**What is asked:**
Set down all of the data exactly as it appears.

>>>>>

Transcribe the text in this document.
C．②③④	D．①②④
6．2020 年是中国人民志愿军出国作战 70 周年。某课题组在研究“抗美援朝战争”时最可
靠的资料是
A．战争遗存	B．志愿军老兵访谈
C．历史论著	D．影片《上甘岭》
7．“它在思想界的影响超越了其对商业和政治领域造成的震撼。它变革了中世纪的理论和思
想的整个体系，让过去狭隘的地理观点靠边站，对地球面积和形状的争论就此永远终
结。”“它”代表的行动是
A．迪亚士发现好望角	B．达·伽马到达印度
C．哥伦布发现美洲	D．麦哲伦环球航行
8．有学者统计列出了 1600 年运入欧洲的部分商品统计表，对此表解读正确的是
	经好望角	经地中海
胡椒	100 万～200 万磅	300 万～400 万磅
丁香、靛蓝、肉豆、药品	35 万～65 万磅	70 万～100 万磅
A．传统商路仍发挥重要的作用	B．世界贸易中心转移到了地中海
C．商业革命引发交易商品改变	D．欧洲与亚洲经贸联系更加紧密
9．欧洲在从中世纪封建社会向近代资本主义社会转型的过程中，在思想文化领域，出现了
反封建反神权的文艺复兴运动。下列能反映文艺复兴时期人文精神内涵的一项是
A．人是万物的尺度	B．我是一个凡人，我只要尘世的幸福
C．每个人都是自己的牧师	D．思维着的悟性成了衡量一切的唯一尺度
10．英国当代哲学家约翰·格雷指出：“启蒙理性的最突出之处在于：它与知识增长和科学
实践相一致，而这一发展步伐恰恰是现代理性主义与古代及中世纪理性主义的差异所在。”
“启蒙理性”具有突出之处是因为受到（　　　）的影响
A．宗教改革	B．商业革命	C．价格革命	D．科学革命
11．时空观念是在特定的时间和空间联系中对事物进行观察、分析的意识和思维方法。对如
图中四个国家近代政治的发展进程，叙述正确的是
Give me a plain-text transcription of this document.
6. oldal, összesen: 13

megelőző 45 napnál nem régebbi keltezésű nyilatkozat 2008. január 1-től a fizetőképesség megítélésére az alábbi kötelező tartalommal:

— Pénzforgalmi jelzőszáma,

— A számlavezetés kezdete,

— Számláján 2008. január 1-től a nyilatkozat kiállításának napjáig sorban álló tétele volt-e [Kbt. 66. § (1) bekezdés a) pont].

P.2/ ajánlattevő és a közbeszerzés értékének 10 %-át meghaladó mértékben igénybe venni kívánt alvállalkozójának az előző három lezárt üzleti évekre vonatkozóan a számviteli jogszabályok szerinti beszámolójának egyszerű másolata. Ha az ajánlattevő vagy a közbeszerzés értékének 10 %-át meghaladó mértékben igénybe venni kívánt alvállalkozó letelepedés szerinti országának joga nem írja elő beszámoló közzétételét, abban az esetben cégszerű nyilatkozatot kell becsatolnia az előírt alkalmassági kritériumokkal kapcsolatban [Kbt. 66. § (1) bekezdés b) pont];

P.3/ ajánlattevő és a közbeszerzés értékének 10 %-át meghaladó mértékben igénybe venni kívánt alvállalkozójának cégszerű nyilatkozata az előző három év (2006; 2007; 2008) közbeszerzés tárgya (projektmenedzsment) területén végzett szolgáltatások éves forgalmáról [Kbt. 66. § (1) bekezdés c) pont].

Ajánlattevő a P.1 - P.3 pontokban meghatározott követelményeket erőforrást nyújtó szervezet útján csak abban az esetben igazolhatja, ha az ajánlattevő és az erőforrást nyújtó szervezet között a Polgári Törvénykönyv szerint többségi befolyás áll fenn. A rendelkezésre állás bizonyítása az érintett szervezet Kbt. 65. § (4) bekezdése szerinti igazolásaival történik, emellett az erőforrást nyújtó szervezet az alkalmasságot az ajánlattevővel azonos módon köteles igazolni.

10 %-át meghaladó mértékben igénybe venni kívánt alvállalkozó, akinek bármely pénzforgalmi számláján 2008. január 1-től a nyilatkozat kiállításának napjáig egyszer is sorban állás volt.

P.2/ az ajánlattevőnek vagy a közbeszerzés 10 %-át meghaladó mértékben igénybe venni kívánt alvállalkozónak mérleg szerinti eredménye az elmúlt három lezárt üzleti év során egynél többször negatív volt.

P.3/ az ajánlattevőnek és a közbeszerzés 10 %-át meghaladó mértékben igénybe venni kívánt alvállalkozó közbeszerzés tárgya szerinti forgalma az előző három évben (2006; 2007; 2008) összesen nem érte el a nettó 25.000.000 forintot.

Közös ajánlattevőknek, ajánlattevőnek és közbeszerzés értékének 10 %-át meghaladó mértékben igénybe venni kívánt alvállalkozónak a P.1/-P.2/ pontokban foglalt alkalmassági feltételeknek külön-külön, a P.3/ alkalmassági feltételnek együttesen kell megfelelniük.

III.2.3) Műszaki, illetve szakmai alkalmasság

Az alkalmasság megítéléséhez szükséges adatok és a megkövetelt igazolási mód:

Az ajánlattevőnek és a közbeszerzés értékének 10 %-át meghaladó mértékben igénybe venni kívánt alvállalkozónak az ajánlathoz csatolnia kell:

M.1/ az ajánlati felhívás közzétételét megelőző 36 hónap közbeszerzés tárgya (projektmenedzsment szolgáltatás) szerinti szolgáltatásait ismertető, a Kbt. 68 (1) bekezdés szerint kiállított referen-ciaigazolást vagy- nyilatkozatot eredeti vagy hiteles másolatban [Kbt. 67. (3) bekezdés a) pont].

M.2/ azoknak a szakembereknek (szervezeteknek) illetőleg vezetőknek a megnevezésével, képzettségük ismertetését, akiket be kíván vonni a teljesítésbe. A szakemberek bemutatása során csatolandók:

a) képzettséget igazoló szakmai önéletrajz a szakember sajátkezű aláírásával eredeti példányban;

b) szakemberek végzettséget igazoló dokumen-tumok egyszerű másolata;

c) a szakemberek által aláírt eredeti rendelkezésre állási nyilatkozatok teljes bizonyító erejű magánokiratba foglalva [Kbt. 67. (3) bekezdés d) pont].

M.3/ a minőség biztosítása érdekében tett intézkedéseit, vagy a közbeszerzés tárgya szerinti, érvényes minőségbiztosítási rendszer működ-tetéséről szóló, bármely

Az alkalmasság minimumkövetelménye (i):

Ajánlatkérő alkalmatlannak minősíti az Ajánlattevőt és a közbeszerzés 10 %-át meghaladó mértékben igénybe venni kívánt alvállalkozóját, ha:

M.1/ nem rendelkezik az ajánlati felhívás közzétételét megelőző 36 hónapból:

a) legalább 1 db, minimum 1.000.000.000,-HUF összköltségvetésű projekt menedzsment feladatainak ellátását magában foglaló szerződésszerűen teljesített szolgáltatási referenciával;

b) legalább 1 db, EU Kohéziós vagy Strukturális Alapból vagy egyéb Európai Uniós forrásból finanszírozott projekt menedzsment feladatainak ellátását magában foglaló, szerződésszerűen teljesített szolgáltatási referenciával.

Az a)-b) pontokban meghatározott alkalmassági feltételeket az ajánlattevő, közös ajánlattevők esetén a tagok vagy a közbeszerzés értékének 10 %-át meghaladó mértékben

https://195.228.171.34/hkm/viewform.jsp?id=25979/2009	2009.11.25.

<<<<<

**Result:**
Transcribe the text in this document.
C．②③④	D．①②④
6．2020 年是中国人民志愿军出国作战 70 周年。某课题组在研究“抗美援朝战争”时最可
靠的资料是
A．战争遗存	B．志愿军老兵访谈
C．历史论著	D．影片《上甘岭》
7．“它在思想界的影响超越了其对商业和政治领域造成的震撼。它变革了中世纪的理论和思
想的整个体系，让过去狭隘的地理观点靠边站，对地球面积和形状的争论就此永远终
结。”“它”代表的行动是
A．迪亚士发现好望角	B．达·伽马到达印度
C．哥伦布发现美洲	D．麦哲伦环球航行
8．有学者统计列出了 1600 年运入欧洲的部分商品统计表，对此表解读正确的是
	经好望角	经地中海
胡椒	100 万～200 万磅	300 万～400 万磅
丁香、靛蓝、肉豆、药品	35 万～65 万磅	70 万～100 万磅
A．传统商路仍发挥重要的作用	B．世界贸易中心转移到了地中海
C．商业革命引发交易商品改变	D．欧洲与亚洲经贸联系更加紧密
9．欧洲在从中世纪封建社会向近代资本主义社会转型的过程中，在思想文化领域，出现了
反封建反神权的文艺复兴运动。下列能反映文艺复兴时期人文精神内涵的一项是
A．人是万物的尺度	B．我是一个凡人，我只要尘世的幸福
C．每个人都是自己的牧师	D．思维着的悟性成了衡量一切的唯一尺度
10．英国当代哲学家约翰·格雷指出：“启蒙理性的最突出之处在于：它与知识增长和科学
实践相一致，而这一发展步伐恰恰是现代理性主义与古代及中世纪理性主义的差异所在。”
“启蒙理性”具有突出之处是因为受到（　　　）的影响
A．宗教改革	B．商业革命	C．价格革命	D．科学革命
11．时空观念是在特定的时间和空间联系中对事物进行观察、分析的意识和思维方法。对如
图中四个国家近代政治的发展进程，叙述正确的是
Give me a plain-text transcription of this document.
6. oldal, összesen: 13

megelőző 45 napnál nem régebbi keltezésű nyilatkozat 2008. január 1-től a fizetőképesség megítélésére az alábbi kötelező tartalommal:

— Pénzforgalmi jelzőszáma,

— A számlavezetés kezdete,

— Számláján 2008. január 1-től a nyilatkozat kiállításának napjáig sorban álló tétele volt-e [Kbt. 66. § (1) bekezdés a) pont].

P.2/ ajánlattevő és a közbeszerzés értékének 10 %-át meghaladó mértékben igénybe venni kívánt alvállalkozójának az előző három lezárt üzleti évekre vonatkozóan a számviteli jogszabályok szerinti beszámolójának egyszerű másolata. Ha az ajánlattevő vagy a közbeszerzés értékének 10 %-át meghaladó mértékben igénybe venni kívánt alvállalkozó letelepedés szerinti országának joga nem írja elő beszámoló közzétételét, abban az esetben cégszerű nyilatkozatot kell becsatolnia az előírt alkalmassági kritériumokkal kapcsolatban [Kbt. 66. § (1) bekezdés b) pont];

P.3/ ajánlattevő és a közbeszerzés értékének 10 %-át meghaladó mértékben igénybe venni kívánt alvállalkozójának cégszerű nyilatkozata az előző három év (2006; 2007; 2008) közbeszerzés tárgya (projektmenedzsment) területén végzett szolgáltatások éves forgalmáról [Kbt. 66. § (1) bekezdés c) pont].

Ajánlattevő a P.1 - P.3 pontokban meghatározott követelményeket erőforrást nyújtó szervezet útján csak abban az esetben igazolhatja, ha az ajánlattevő és az erőforrást nyújtó szervezet között a Polgári Törvénykönyv szerint többségi befolyás áll fenn. A rendelkezésre állás bizonyítása az érintett szervezet Kbt. 65. § (4) bekezdése szerinti igazolásaival történik, emellett az erőforrást nyújtó szervezet az alkalmasságot az ajánlattevővel azonos módon köteles igazolni.

10 %-át meghaladó mértékben igénybe venni kívánt alvállalkozó, akinek bármely pénzforgalmi számláján 2008. január 1-től a nyilatkozat kiállításának napjáig egyszer is sorban állás volt.

P.2/ az ajánlattevőnek vagy a közbeszerzés 10 %-át meghaladó mértékben igénybe venni kívánt alvállalkozónak mérleg szerinti eredménye az elmúlt három lezárt üzleti év során egynél többször negatív volt.

P.3/ az ajánlattevőnek és a közbeszerzés 10 %-át meghaladó mértékben igénybe venni kívánt alvállalkozó közbeszerzés tárgya szerinti forgalma az előző három évben (2006; 2007; 2008) összesen nem érte el a nettó 25.000.000 forintot.

Közös ajánlattevőknek, ajánlattevőnek és közbeszerzés értékének 10 %-át meghaladó mértékben igénybe venni kívánt alvállalkozónak a P.1/-P.2/ pontokban foglalt alkalmassági feltételeknek külön-külön, a P.3/ alkalmassági feltételnek együttesen kell megfelelniük.

III.2.3) Műszaki, illetve szakmai alkalmasság

Az alkalmasság megítéléséhez szükséges adatok és a megkövetelt igazolási mód:

Az ajánlattevőnek és a közbeszerzés értékének 10 %-át meghaladó mértékben igénybe venni kívánt alvállalkozónak az ajánlathoz csatolnia kell:

M.1/ az ajánlati felhívás közzétételét megelőző 36 hónap közbeszerzés tárgya (projektmenedzsment szolgáltatás) szerinti szolgáltatásait ismertető, a Kbt. 68 (1) bekezdés szerint kiállított referen-ciaigazolást vagy- nyilatkozatot eredeti vagy hiteles másolatban [Kbt. 67. (3) bekezdés a) pont].

M.2/ azoknak a szakembereknek (szervezeteknek) illetőleg vezetőknek a megnevezésével, képzettségük ismertetését, akiket be kíván vonni a teljesítésbe. A szakemberek bemutatása során csatolandók:

a) képzettséget igazoló szakmai önéletrajz a szakember sajátkezű aláírásával eredeti példányban;

b) szakemberek végzettséget igazoló dokumen-tumok egyszerű másolata;

c) a szakemberek által aláírt eredeti rendelkezésre állási nyilatkozatok teljes bizonyító erejű magánokiratba foglalva [Kbt. 67. (3) bekezdés d) pont].

M.3/ a minőség biztosítása érdekében tett intézkedéseit, vagy a közbeszerzés tárgya szerinti, érvényes minőségbiztosítási rendszer működ-tetéséről szóló, bármely

Az alkalmasság minimumkövetelménye (i):

Ajánlatkérő alkalmatlannak minősíti az Ajánlattevőt és a közbeszerzés 10 %-át meghaladó mértékben igénybe venni kívánt alvállalkozóját, ha:

M.1/ nem rendelkezik az ajánlati felhívás közzétételét megelőző 36 hónapból:

a) legalább 1 db, minimum 1.000.000.000,-HUF összköltségvetésű projekt menedzsment feladatainak ellátását magában foglaló szerződésszerűen teljesített szolgáltatási referenciával;

b) legalább 1 db, EU Kohéziós vagy Strukturális Alapból vagy egyéb Európai Uniós forrásból finanszírozott projekt menedzsment feladatainak ellátását magában foglaló, szerződésszerűen teljesített szolgáltatási referenciával.

Az a)-b) pontokban meghatározott alkalmassági feltételeket az ajánlattevő, közös ajánlattevők esetén a tagok vagy a közbeszerzés értékének 10 %-át meghaladó mértékben

https://195.228.171.34/hkm/viewform.jsp?id=25979/2009	2009.11.25.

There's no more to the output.